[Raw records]
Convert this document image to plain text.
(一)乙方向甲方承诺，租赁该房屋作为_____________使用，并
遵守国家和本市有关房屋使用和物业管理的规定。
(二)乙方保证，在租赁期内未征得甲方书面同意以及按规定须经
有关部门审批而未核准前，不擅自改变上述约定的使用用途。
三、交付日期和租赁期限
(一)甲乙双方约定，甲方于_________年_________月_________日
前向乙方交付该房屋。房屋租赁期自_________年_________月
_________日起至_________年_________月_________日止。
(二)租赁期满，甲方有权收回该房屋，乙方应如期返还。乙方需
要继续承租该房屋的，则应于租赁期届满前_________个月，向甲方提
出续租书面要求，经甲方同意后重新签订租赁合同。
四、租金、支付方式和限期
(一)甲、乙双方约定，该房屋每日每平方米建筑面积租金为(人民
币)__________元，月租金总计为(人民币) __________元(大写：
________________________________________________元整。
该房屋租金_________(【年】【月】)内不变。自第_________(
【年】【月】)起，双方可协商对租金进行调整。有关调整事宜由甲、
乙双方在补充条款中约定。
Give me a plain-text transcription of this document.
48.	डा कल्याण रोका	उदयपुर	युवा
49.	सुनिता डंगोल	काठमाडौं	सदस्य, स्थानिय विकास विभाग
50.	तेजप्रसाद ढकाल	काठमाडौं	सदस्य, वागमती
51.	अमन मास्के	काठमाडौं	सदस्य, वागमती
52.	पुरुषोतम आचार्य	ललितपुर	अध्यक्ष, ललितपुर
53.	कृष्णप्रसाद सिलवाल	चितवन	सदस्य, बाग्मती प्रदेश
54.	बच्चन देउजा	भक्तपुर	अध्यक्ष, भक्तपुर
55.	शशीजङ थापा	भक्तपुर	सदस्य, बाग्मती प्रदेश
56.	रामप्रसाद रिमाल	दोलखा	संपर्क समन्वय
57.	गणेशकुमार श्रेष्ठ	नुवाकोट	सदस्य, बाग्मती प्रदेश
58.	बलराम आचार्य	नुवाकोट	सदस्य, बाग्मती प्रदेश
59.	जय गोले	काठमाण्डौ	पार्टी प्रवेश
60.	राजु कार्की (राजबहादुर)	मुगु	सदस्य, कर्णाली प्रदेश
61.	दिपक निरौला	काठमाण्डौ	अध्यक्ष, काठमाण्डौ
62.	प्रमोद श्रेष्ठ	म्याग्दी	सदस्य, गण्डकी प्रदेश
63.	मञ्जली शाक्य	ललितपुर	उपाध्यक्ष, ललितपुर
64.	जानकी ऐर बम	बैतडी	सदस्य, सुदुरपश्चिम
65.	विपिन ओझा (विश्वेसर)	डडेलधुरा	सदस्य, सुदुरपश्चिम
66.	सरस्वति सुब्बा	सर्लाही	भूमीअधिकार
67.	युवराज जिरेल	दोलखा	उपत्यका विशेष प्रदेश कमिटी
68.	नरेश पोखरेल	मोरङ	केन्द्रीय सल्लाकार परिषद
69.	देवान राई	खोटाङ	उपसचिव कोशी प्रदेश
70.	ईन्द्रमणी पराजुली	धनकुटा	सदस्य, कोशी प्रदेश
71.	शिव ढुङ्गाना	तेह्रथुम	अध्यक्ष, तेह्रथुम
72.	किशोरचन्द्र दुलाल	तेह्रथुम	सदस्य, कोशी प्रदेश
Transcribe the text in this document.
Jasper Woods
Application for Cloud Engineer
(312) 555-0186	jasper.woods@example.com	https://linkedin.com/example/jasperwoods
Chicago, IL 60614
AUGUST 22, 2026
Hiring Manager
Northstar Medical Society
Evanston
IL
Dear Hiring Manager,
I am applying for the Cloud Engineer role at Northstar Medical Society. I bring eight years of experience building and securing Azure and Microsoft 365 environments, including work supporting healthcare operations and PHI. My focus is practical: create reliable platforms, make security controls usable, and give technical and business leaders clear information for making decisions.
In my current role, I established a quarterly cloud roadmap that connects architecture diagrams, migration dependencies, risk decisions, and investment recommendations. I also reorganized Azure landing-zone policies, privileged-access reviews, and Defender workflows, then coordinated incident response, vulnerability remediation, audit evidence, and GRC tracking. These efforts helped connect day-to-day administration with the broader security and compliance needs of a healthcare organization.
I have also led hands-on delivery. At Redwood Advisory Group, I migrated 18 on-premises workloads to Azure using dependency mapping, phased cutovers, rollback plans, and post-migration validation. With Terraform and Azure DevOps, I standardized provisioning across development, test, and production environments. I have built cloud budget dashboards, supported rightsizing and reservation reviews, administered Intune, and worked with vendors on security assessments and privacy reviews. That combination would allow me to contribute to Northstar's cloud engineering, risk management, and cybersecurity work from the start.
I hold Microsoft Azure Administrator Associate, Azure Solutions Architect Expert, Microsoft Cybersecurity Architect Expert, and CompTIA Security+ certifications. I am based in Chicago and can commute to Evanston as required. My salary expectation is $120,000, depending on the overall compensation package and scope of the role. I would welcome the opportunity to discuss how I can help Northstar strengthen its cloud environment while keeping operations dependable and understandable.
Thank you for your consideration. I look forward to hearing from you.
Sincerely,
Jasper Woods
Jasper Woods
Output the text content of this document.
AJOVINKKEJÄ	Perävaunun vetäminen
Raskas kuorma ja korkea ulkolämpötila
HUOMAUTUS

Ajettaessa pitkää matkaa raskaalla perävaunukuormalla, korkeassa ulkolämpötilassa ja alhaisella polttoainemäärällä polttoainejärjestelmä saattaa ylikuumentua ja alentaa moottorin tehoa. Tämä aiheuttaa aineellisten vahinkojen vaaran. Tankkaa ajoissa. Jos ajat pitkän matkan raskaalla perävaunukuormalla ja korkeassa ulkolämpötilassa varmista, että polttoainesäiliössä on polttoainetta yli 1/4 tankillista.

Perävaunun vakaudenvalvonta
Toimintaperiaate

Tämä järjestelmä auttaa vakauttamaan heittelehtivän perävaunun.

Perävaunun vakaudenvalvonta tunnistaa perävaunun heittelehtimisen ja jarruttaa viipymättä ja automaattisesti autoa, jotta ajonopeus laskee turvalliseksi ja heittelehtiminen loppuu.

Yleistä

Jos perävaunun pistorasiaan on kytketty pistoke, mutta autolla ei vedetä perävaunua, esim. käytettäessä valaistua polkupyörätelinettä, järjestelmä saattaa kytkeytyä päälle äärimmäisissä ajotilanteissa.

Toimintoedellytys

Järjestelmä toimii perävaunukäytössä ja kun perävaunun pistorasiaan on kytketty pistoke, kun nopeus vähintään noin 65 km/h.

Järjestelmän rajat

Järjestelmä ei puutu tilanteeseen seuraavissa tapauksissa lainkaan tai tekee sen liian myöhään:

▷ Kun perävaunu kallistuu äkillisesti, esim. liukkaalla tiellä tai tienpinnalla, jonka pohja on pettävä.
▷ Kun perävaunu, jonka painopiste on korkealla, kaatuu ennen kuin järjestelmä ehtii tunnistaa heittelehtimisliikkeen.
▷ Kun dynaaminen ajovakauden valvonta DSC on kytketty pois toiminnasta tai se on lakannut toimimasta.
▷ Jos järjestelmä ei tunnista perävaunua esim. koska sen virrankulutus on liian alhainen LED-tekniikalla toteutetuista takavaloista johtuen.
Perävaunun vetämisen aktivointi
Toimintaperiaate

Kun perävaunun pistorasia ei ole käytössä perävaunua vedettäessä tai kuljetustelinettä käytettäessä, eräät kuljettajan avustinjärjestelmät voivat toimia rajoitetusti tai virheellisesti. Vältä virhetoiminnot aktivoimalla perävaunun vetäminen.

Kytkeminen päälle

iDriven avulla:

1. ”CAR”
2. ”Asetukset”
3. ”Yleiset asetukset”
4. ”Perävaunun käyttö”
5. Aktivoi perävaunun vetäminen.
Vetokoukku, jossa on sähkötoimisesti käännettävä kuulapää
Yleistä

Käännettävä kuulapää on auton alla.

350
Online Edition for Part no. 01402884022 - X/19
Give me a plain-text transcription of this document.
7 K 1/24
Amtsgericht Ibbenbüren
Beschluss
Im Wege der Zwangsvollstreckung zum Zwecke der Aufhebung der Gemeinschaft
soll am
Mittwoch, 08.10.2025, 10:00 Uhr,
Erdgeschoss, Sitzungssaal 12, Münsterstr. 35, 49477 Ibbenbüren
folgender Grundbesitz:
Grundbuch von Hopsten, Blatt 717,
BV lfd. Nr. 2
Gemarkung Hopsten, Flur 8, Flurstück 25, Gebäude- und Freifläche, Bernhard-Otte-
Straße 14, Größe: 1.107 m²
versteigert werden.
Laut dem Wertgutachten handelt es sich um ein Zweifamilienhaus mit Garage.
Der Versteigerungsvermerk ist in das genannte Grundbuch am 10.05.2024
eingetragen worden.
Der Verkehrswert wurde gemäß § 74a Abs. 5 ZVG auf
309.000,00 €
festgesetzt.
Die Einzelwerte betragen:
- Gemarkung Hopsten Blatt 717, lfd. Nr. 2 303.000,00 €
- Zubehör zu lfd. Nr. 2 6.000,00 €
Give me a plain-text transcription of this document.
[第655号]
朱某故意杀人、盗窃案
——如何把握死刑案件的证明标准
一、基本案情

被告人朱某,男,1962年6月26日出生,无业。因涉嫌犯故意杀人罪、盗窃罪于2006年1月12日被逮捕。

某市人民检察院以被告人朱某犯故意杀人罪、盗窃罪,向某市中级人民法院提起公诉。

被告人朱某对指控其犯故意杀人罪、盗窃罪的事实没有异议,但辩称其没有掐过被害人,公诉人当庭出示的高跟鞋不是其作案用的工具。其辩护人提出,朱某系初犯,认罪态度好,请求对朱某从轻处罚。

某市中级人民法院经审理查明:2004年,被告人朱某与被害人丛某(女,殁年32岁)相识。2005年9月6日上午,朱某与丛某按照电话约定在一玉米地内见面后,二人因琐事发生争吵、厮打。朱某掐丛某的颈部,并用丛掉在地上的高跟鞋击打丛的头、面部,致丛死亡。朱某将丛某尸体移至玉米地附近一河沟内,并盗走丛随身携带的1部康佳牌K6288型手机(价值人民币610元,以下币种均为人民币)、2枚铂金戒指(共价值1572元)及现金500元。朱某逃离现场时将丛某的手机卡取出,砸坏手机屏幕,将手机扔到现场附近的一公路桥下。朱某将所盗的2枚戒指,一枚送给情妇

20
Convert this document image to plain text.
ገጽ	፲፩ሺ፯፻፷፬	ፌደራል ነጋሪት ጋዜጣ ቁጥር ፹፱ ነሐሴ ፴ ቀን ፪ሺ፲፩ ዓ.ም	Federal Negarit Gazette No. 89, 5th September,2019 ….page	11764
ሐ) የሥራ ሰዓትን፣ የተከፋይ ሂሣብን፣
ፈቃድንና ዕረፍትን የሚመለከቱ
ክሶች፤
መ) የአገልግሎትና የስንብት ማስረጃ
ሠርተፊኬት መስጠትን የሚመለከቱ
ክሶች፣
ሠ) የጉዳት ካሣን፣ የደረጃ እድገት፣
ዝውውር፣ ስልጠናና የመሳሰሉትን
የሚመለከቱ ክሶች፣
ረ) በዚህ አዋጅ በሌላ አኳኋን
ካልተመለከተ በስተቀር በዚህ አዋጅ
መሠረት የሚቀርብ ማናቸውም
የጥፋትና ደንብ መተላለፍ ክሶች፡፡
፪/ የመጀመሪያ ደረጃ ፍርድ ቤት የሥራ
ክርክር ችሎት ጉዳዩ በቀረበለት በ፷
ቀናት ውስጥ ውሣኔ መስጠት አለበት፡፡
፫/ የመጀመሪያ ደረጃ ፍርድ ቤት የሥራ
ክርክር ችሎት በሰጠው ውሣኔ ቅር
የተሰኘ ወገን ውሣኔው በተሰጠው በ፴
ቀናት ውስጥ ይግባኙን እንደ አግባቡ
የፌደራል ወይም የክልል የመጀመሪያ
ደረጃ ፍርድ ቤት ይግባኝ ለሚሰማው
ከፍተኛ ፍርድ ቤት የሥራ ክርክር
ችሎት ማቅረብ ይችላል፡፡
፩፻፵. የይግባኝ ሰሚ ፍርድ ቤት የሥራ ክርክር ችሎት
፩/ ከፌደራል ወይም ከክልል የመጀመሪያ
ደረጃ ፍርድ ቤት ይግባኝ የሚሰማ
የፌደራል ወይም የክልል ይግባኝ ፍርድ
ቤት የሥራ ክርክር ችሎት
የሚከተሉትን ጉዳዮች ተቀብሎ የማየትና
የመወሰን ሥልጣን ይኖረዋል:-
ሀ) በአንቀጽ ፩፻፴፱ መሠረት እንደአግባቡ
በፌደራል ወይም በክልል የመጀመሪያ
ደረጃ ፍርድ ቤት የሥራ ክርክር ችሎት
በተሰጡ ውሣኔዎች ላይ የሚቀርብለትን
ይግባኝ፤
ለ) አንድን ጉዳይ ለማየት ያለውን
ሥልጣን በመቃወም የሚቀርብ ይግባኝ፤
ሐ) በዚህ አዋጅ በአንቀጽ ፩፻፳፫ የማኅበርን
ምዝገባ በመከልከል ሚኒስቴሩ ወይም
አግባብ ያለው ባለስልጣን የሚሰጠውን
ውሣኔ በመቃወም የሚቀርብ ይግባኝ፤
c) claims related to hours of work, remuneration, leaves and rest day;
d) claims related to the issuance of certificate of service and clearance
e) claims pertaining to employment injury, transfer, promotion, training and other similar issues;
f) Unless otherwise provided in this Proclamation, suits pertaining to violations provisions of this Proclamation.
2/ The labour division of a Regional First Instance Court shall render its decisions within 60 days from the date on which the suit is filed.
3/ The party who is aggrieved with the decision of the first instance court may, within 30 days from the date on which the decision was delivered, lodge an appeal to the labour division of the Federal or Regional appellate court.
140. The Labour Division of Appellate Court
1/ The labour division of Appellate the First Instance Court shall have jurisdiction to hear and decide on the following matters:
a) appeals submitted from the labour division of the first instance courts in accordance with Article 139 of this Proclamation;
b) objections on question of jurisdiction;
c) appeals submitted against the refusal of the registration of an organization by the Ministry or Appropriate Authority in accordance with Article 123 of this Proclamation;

▶ REQUIRED WORK: Identify lines with the string "perävaunua". Copy each one.

▶ REPLY TO THE TASK:
Jos perävaunun pistorasiaan on kytketty pistoke, mutta autolla ei vedetä perävaunua, esim. käytettäessä valaistua polkupyörätelinettä, järjestelmä saattaa kytkeytyä päälle äärimmäisissä ajotilanteissa.
▷ Jos järjestelmä ei tunnista perävaunua esim. koska sen virrankulutus on liian alhainen LED-tekniikalla toteutetuista takavaloista johtuen.
Kun perävaunun pistorasia ei ole käytössä perävaunua vedettäessä tai kuljetustelinettä käytettäessä, eräät kuljettajan avustinjärjestelmät voivat toimia rajoitetusti tai virheellisesti. Vältä virhetoiminnot aktivoimalla perävaunun vetäminen.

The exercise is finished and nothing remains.